§ Required task:
Transcribe every entry below word for word, but skip the pictures.

§ Dataset excerpts:

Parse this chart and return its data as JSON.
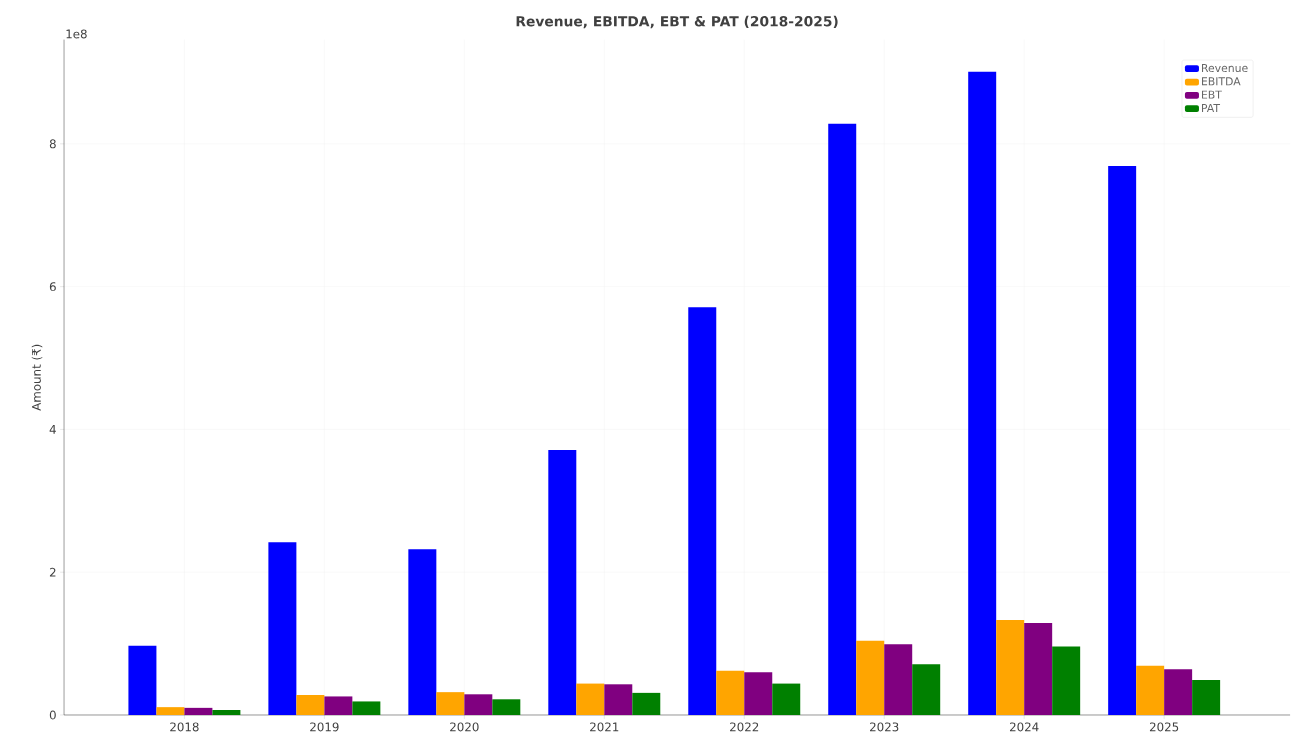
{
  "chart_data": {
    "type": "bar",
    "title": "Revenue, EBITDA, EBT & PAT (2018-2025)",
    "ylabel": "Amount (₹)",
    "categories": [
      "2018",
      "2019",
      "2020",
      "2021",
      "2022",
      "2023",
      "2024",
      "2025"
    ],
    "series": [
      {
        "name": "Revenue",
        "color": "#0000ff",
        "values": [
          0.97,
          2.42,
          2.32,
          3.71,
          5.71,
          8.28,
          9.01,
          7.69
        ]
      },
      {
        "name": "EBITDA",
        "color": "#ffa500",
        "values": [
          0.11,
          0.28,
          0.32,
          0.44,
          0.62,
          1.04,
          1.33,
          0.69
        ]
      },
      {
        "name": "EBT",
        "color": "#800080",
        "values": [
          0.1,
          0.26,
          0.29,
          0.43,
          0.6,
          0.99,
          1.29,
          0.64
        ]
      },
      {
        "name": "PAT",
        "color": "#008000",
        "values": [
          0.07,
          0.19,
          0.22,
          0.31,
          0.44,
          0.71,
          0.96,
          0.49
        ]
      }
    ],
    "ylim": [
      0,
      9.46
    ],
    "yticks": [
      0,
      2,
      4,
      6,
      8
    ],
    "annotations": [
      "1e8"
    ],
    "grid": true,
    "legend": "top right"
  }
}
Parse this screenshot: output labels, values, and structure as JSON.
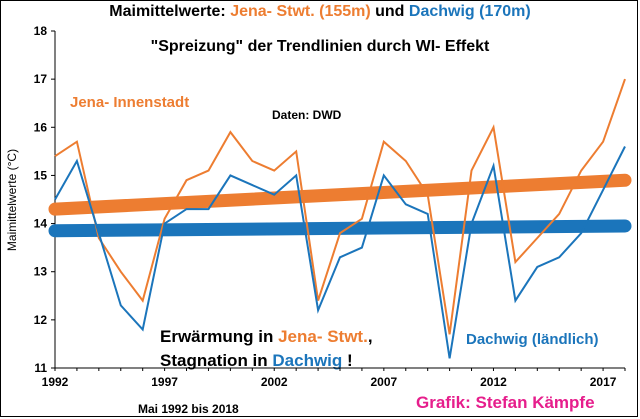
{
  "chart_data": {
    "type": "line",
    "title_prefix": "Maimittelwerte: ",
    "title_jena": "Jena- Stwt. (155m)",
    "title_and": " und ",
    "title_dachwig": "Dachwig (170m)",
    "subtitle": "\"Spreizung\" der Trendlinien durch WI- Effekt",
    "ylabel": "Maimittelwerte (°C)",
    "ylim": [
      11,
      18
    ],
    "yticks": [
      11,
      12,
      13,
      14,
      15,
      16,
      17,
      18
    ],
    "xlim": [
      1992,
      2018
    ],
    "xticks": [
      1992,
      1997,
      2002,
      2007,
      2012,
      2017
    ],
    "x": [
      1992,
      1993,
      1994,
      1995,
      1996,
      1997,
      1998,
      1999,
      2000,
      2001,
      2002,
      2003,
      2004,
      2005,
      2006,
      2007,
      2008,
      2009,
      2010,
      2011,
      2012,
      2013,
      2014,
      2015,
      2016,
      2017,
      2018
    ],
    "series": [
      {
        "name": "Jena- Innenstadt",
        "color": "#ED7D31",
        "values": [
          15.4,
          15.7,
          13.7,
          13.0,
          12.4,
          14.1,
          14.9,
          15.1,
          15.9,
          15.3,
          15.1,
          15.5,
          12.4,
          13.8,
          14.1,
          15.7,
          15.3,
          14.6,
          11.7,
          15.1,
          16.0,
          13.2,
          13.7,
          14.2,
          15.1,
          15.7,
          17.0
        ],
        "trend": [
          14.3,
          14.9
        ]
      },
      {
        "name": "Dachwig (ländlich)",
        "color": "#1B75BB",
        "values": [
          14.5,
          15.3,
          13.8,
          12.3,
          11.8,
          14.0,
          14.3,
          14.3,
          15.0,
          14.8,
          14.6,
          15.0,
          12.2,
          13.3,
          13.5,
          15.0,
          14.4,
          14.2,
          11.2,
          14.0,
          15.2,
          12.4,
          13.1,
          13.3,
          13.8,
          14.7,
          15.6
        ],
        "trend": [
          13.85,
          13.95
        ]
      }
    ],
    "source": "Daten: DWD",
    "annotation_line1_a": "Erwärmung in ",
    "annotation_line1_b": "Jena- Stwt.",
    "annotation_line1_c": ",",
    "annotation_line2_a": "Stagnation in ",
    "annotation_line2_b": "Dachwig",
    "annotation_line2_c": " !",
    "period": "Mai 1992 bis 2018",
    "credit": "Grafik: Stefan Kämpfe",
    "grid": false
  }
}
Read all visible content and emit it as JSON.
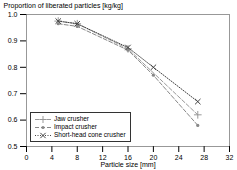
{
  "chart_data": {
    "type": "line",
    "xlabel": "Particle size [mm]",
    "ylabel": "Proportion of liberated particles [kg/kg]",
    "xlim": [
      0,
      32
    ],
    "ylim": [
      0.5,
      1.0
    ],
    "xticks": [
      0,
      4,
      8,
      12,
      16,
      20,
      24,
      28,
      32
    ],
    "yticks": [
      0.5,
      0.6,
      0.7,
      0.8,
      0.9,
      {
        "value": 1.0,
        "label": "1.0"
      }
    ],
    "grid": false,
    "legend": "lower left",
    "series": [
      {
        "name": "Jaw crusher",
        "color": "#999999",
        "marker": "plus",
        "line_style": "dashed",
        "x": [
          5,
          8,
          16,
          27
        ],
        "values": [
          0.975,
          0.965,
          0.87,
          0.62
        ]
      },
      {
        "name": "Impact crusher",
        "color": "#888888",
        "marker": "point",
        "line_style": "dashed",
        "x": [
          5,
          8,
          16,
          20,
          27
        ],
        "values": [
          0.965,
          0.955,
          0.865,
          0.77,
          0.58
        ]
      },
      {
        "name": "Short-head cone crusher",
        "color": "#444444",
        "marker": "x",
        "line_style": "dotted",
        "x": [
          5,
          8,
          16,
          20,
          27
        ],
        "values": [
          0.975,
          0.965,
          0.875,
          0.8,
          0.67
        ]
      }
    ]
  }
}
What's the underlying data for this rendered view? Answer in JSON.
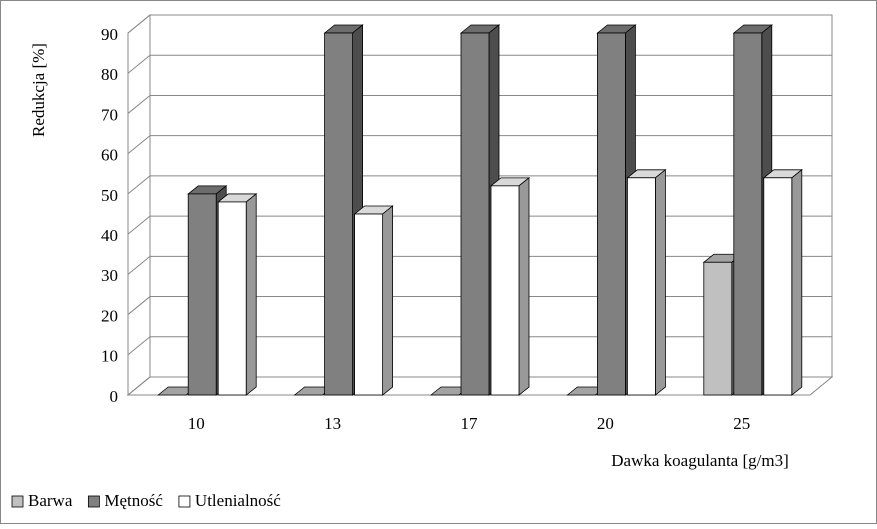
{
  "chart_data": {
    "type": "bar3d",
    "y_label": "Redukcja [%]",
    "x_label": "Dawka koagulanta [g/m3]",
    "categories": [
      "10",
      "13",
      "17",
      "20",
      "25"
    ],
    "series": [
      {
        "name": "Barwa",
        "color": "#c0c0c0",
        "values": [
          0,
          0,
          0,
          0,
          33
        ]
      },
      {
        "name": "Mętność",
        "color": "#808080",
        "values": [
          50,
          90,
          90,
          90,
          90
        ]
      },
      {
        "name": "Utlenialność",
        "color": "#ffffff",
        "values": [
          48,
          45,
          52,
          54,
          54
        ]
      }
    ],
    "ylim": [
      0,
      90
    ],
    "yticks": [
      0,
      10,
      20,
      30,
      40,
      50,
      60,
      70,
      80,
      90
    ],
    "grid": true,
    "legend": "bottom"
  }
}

§ Task output:
Parse this chart and return its data as JSON.
{
  "chart_data": {
    "type": "bar",
    "title": "Revenue, EBITDA, EBT & PAT (2018-2025)",
    "ylabel": "Amount (₹)",
    "categories": [
      "2018",
      "2019",
      "2020",
      "2021",
      "2022",
      "2023",
      "2024",
      "2025"
    ],
    "series": [
      {
        "name": "Revenue",
        "color": "#0000ff",
        "values": [
          0.97,
          2.42,
          2.32,
          3.71,
          5.71,
          8.28,
          9.01,
          7.69
        ]
      },
      {
        "name": "EBITDA",
        "color": "#ffa500",
        "values": [
          0.11,
          0.28,
          0.32,
          0.44,
          0.62,
          1.04,
          1.33,
          0.69
        ]
      },
      {
        "name": "EBT",
        "color": "#800080",
        "values": [
          0.1,
          0.26,
          0.29,
          0.43,
          0.6,
          0.99,
          1.29,
          0.64
        ]
      },
      {
        "name": "PAT",
        "color": "#008000",
        "values": [
          0.07,
          0.19,
          0.22,
          0.31,
          0.44,
          0.71,
          0.96,
          0.49
        ]
      }
    ],
    "ylim": [
      0,
      9.46
    ],
    "yticks": [
      0,
      2,
      4,
      6,
      8
    ],
    "annotations": [
      "1e8"
    ],
    "grid": true,
    "legend": "top right"
  }
}
Parse this screenshot: output labels, values, and structure as JSON.
{
  "chart_data": {
    "type": "line",
    "title_prefix": "Maimittelwerte: ",
    "title_jena": "Jena- Stwt. (155m)",
    "title_and": " und ",
    "title_dachwig": "Dachwig (170m)",
    "subtitle": "\"Spreizung\" der Trendlinien durch WI- Effekt",
    "ylabel": "Maimittelwerte (°C)",
    "ylim": [
      11,
      18
    ],
    "yticks": [
      11,
      12,
      13,
      14,
      15,
      16,
      17,
      18
    ],
    "xlim": [
      1992,
      2018
    ],
    "xticks": [
      1992,
      1997,
      2002,
      2007,
      2012,
      2017
    ],
    "x": [
      1992,
      1993,
      1994,
      1995,
      1996,
      1997,
      1998,
      1999,
      2000,
      2001,
      2002,
      2003,
      2004,
      2005,
      2006,
      2007,
      2008,
      2009,
      2010,
      2011,
      2012,
      2013,
      2014,
      2015,
      2016,
      2017,
      2018
    ],
    "series": [
      {
        "name": "Jena- Innenstadt",
        "color": "#ED7D31",
        "values": [
          15.4,
          15.7,
          13.7,
          13.0,
          12.4,
          14.1,
          14.9,
          15.1,
          15.9,
          15.3,
          15.1,
          15.5,
          12.4,
          13.8,
          14.1,
          15.7,
          15.3,
          14.6,
          11.7,
          15.1,
          16.0,
          13.2,
          13.7,
          14.2,
          15.1,
          15.7,
          17.0
        ],
        "trend": [
          14.3,
          14.9
        ]
      },
      {
        "name": "Dachwig (ländlich)",
        "color": "#1B75BB",
        "values": [
          14.5,
          15.3,
          13.8,
          12.3,
          11.8,
          14.0,
          14.3,
          14.3,
          15.0,
          14.8,
          14.6,
          15.0,
          12.2,
          13.3,
          13.5,
          15.0,
          14.4,
          14.2,
          11.2,
          14.0,
          15.2,
          12.4,
          13.1,
          13.3,
          13.8,
          14.7,
          15.6
        ],
        "trend": [
          13.85,
          13.95
        ]
      }
    ],
    "source": "Daten: DWD",
    "annotation_line1_a": "Erwärmung in ",
    "annotation_line1_b": "Jena- Stwt.",
    "annotation_line1_c": ",",
    "annotation_line2_a": "Stagnation in ",
    "annotation_line2_b": "Dachwig",
    "annotation_line2_c": " !",
    "period": "Mai 1992 bis 2018",
    "credit": "Grafik: Stefan Kämpfe",
    "grid": false
  }
}
Read all visible content and emit it as JSON.
{
  "chart_data": {
    "type": "line",
    "xlabel": "Particle size [mm]",
    "ylabel": "Proportion of liberated particles [kg/kg]",
    "xlim": [
      0,
      32
    ],
    "ylim": [
      0.5,
      1.0
    ],
    "xticks": [
      0,
      4,
      8,
      12,
      16,
      20,
      24,
      28,
      32
    ],
    "yticks": [
      0.5,
      0.6,
      0.7,
      0.8,
      0.9,
      {
        "value": 1.0,
        "label": "1.0"
      }
    ],
    "grid": false,
    "legend": "lower left",
    "series": [
      {
        "name": "Jaw crusher",
        "color": "#999999",
        "marker": "plus",
        "line_style": "dashed",
        "x": [
          5,
          8,
          16,
          27
        ],
        "values": [
          0.975,
          0.965,
          0.87,
          0.62
        ]
      },
      {
        "name": "Impact crusher",
        "color": "#888888",
        "marker": "point",
        "line_style": "dashed",
        "x": [
          5,
          8,
          16,
          20,
          27
        ],
        "values": [
          0.965,
          0.955,
          0.865,
          0.77,
          0.58
        ]
      },
      {
        "name": "Short-head cone crusher",
        "color": "#444444",
        "marker": "x",
        "line_style": "dotted",
        "x": [
          5,
          8,
          16,
          20,
          27
        ],
        "values": [
          0.975,
          0.965,
          0.875,
          0.8,
          0.67
        ]
      }
    ]
  }
}
What's the underlying data for this rendered view? Answer in JSON.
{
  "chart_data": {
    "type": "bar3d",
    "y_label": "Redukcja [%]",
    "x_label": "Dawka koagulanta [g/m3]",
    "categories": [
      "10",
      "13",
      "17",
      "20",
      "25"
    ],
    "series": [
      {
        "name": "Barwa",
        "color": "#c0c0c0",
        "values": [
          0,
          0,
          0,
          0,
          33
        ]
      },
      {
        "name": "Mętność",
        "color": "#808080",
        "values": [
          50,
          90,
          90,
          90,
          90
        ]
      },
      {
        "name": "Utlenialność",
        "color": "#ffffff",
        "values": [
          48,
          45,
          52,
          54,
          54
        ]
      }
    ],
    "ylim": [
      0,
      90
    ],
    "yticks": [
      0,
      10,
      20,
      30,
      40,
      50,
      60,
      70,
      80,
      90
    ],
    "grid": true,
    "legend": "bottom"
  }
}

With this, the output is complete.